■ What you should do ■
Make an exact copy of all the entries, with the pictures left out.

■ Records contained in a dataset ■

========================================

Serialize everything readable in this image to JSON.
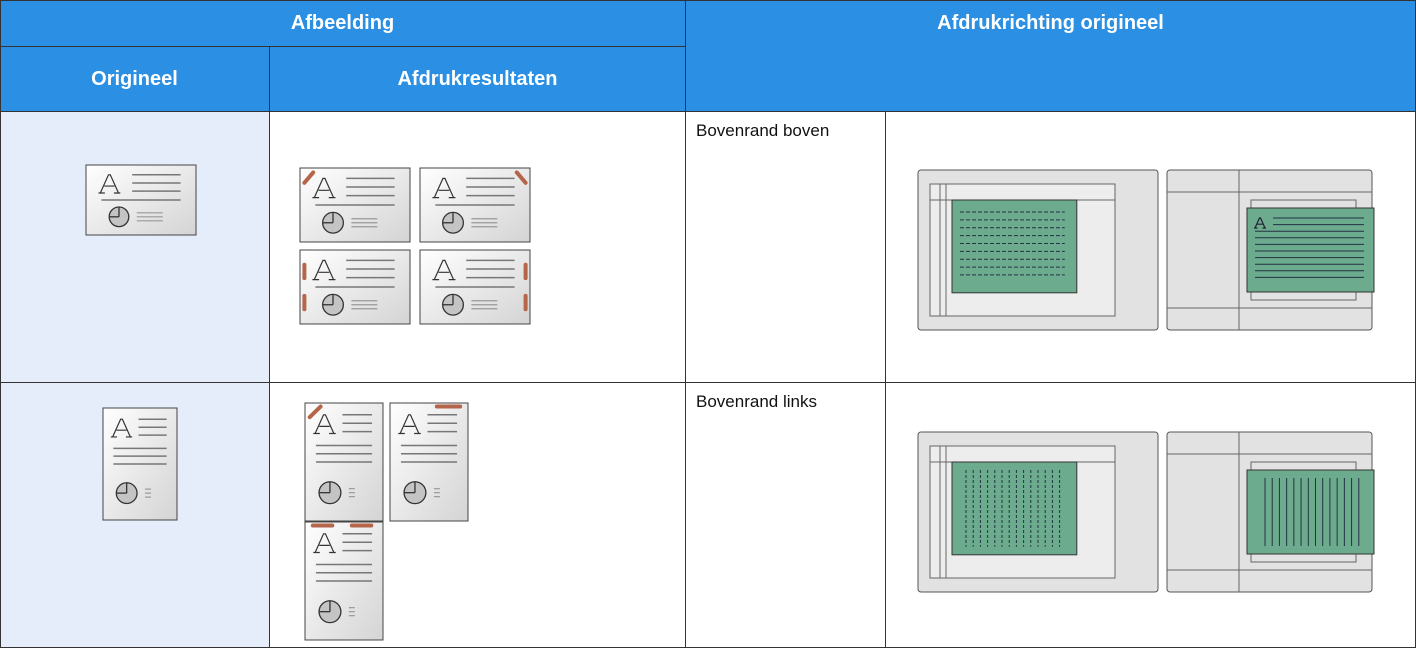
{
  "header": {
    "group_left": "Afbeelding",
    "group_right": "Afdrukrichting origineel",
    "columns": [
      "Origineel",
      "Afdrukresultaten"
    ]
  },
  "rows": [
    {
      "orientation": "Bovenrand boven"
    },
    {
      "orientation": "Bovenrand links"
    }
  ]
}
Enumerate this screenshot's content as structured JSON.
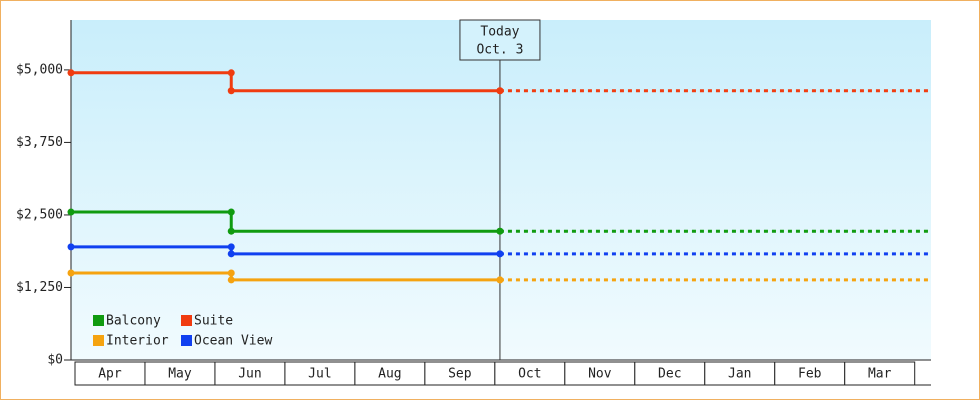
{
  "chart_data": {
    "type": "step-line",
    "categories": [
      "Apr",
      "May",
      "Jun",
      "Jul",
      "Aug",
      "Sep",
      "Oct",
      "Nov",
      "Dec",
      "Jan",
      "Feb",
      "Mar"
    ],
    "x": [
      0,
      2.29,
      6.13
    ],
    "xlim": [
      0,
      12.29
    ],
    "ylim": [
      0,
      5860
    ],
    "yticks": [
      {
        "value": 0,
        "label": "$0"
      },
      {
        "value": 1250,
        "label": "$1,250"
      },
      {
        "value": 2500,
        "label": "$2,500"
      },
      {
        "value": 3750,
        "label": "$3,750"
      },
      {
        "value": 5000,
        "label": "$5,000"
      }
    ],
    "today": {
      "x": 6.13,
      "label": [
        "Today",
        "Oct. 3"
      ]
    },
    "series": [
      {
        "name": "Balcony",
        "color": "#109b10",
        "values": [
          2550,
          2220,
          2220
        ]
      },
      {
        "name": "Suite",
        "color": "#f03c10",
        "values": [
          4950,
          4640,
          4640
        ]
      },
      {
        "name": "Interior",
        "color": "#f5a310",
        "values": [
          1500,
          1380,
          1380
        ]
      },
      {
        "name": "Ocean View",
        "color": "#1040f0",
        "values": [
          1950,
          1830,
          1830
        ]
      }
    ]
  }
}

========================================

■ Output below ■
Serialize everything readable in this image to JSON.
{
  "header": {
    "group_left": "Afbeelding",
    "group_right": "Afdrukrichting origineel",
    "columns": [
      "Origineel",
      "Afdrukresultaten"
    ]
  },
  "rows": [
    {
      "orientation": "Bovenrand boven"
    },
    {
      "orientation": "Bovenrand links"
    }
  ]
}
Enumerate this screenshot's content as structured JSON.
{
  "chart_data": {
    "type": "step-line",
    "categories": [
      "Apr",
      "May",
      "Jun",
      "Jul",
      "Aug",
      "Sep",
      "Oct",
      "Nov",
      "Dec",
      "Jan",
      "Feb",
      "Mar"
    ],
    "x": [
      0,
      2.29,
      6.13
    ],
    "xlim": [
      0,
      12.29
    ],
    "ylim": [
      0,
      5860
    ],
    "yticks": [
      {
        "value": 0,
        "label": "$0"
      },
      {
        "value": 1250,
        "label": "$1,250"
      },
      {
        "value": 2500,
        "label": "$2,500"
      },
      {
        "value": 3750,
        "label": "$3,750"
      },
      {
        "value": 5000,
        "label": "$5,000"
      }
    ],
    "today": {
      "x": 6.13,
      "label": [
        "Today",
        "Oct. 3"
      ]
    },
    "series": [
      {
        "name": "Balcony",
        "color": "#109b10",
        "values": [
          2550,
          2220,
          2220
        ]
      },
      {
        "name": "Suite",
        "color": "#f03c10",
        "values": [
          4950,
          4640,
          4640
        ]
      },
      {
        "name": "Interior",
        "color": "#f5a310",
        "values": [
          1500,
          1380,
          1380
        ]
      },
      {
        "name": "Ocean View",
        "color": "#1040f0",
        "values": [
          1950,
          1830,
          1830
        ]
      }
    ]
  }
}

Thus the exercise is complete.